* Begin INFORMATION SUPPLIED *

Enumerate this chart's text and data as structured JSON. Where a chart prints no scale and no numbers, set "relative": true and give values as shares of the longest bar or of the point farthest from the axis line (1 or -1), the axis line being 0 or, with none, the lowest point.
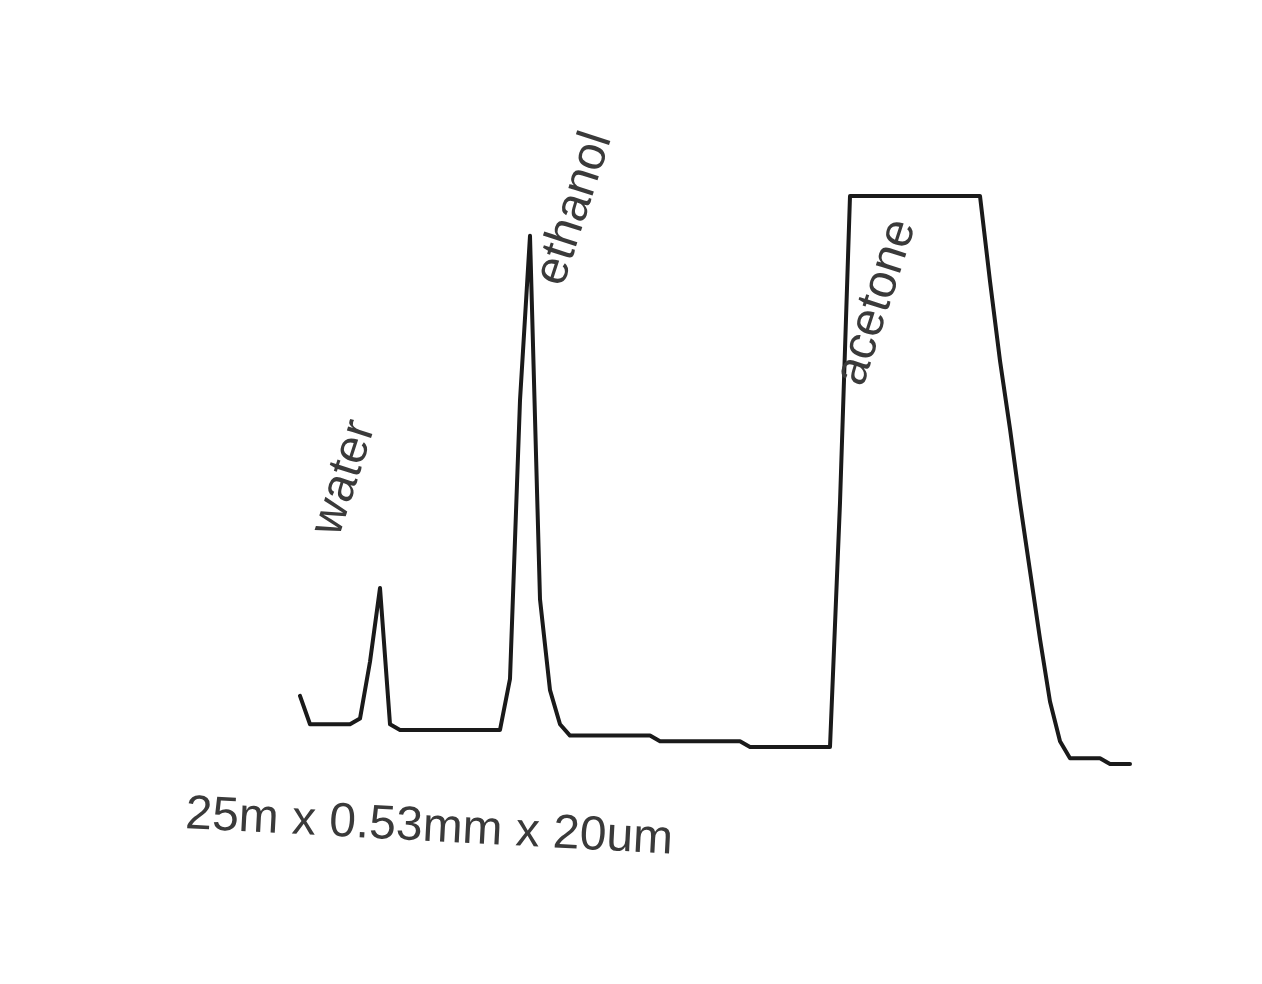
{
  "chart_data": {
    "type": "line",
    "relative": true,
    "color": "#1a1a1a",
    "marker": "none",
    "line_style": "solid",
    "grid": false,
    "legend": false,
    "tick_labels": false,
    "categories": [
      null,
      null,
      null,
      null,
      null,
      null,
      null,
      null,
      null,
      null,
      null,
      null,
      null,
      null,
      null,
      null,
      null,
      null,
      null,
      null,
      null,
      null,
      null,
      null,
      null,
      null,
      null,
      null,
      null,
      null,
      null,
      null,
      null,
      null,
      null,
      null,
      null,
      null,
      null,
      null,
      null,
      null,
      null,
      null,
      null,
      null,
      null,
      null,
      null,
      null,
      null,
      null,
      null,
      null,
      null,
      null,
      null,
      null,
      null,
      null,
      null,
      null,
      null,
      null,
      null,
      null,
      null,
      null,
      null,
      null,
      null,
      null,
      null,
      null,
      null,
      null,
      null,
      null,
      null,
      null,
      null,
      null,
      null,
      null
    ],
    "values": [
      0.12,
      0.07,
      0.07,
      0.07,
      0.07,
      0.07,
      0.08,
      0.18,
      0.31,
      0.07,
      0.06,
      0.06,
      0.06,
      0.06,
      0.06,
      0.06,
      0.06,
      0.06,
      0.06,
      0.06,
      0.06,
      0.15,
      0.64,
      0.93,
      0.29,
      0.13,
      0.07,
      0.05,
      0.05,
      0.05,
      0.05,
      0.05,
      0.05,
      0.05,
      0.05,
      0.05,
      0.04,
      0.04,
      0.04,
      0.04,
      0.04,
      0.04,
      0.04,
      0.04,
      0.04,
      0.03,
      0.03,
      0.03,
      0.03,
      0.03,
      0.03,
      0.03,
      0.03,
      0.03,
      0.46,
      1,
      1,
      1,
      1,
      1,
      1,
      1,
      1,
      1,
      1,
      1,
      1,
      1,
      1,
      0.85,
      0.71,
      0.59,
      0.46,
      0.34,
      0.22,
      0.11,
      0.04,
      0.01,
      0.01,
      0.01,
      0.01,
      0,
      0,
      0
    ],
    "annotations": [
      "water",
      "ethanol",
      "acetone",
      "25m x 0.53mm x 20um"
    ]
  }
}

* End INFORMATION SUPPLIED *

Images in the records should not be copied. Repeat all the rest exactly.

Enumerate this chart's text and data as structured JSON. Where a chart prints no scale and no numbers, set "relative": true and give values as shares of the longest bar or of the point farthest from the axis line (1 or -1), the axis line being 0 or, with none, the lowest point.
{
  "chart_data": {
    "type": "line",
    "relative": true,
    "color": "#1a1a1a",
    "marker": "none",
    "line_style": "solid",
    "grid": false,
    "legend": false,
    "tick_labels": false,
    "categories": [
      null,
      null,
      null,
      null,
      null,
      null,
      null,
      null,
      null,
      null,
      null,
      null,
      null,
      null,
      null,
      null,
      null,
      null,
      null,
      null,
      null,
      null,
      null,
      null,
      null,
      null,
      null,
      null,
      null,
      null,
      null,
      null,
      null,
      null,
      null,
      null,
      null,
      null,
      null,
      null,
      null,
      null,
      null,
      null,
      null,
      null,
      null,
      null,
      null,
      null,
      null,
      null,
      null,
      null,
      null,
      null,
      null,
      null,
      null,
      null,
      null,
      null,
      null,
      null,
      null,
      null,
      null,
      null,
      null,
      null,
      null,
      null,
      null,
      null,
      null,
      null,
      null,
      null,
      null,
      null,
      null,
      null,
      null,
      null
    ],
    "values": [
      0.12,
      0.07,
      0.07,
      0.07,
      0.07,
      0.07,
      0.08,
      0.18,
      0.31,
      0.07,
      0.06,
      0.06,
      0.06,
      0.06,
      0.06,
      0.06,
      0.06,
      0.06,
      0.06,
      0.06,
      0.06,
      0.15,
      0.64,
      0.93,
      0.29,
      0.13,
      0.07,
      0.05,
      0.05,
      0.05,
      0.05,
      0.05,
      0.05,
      0.05,
      0.05,
      0.05,
      0.04,
      0.04,
      0.04,
      0.04,
      0.04,
      0.04,
      0.04,
      0.04,
      0.04,
      0.03,
      0.03,
      0.03,
      0.03,
      0.03,
      0.03,
      0.03,
      0.03,
      0.03,
      0.46,
      1,
      1,
      1,
      1,
      1,
      1,
      1,
      1,
      1,
      1,
      1,
      1,
      1,
      1,
      0.85,
      0.71,
      0.59,
      0.46,
      0.34,
      0.22,
      0.11,
      0.04,
      0.01,
      0.01,
      0.01,
      0.01,
      0,
      0,
      0
    ],
    "annotations": [
      "water",
      "ethanol",
      "acetone",
      "25m x 0.53mm x 20um"
    ]
  }
}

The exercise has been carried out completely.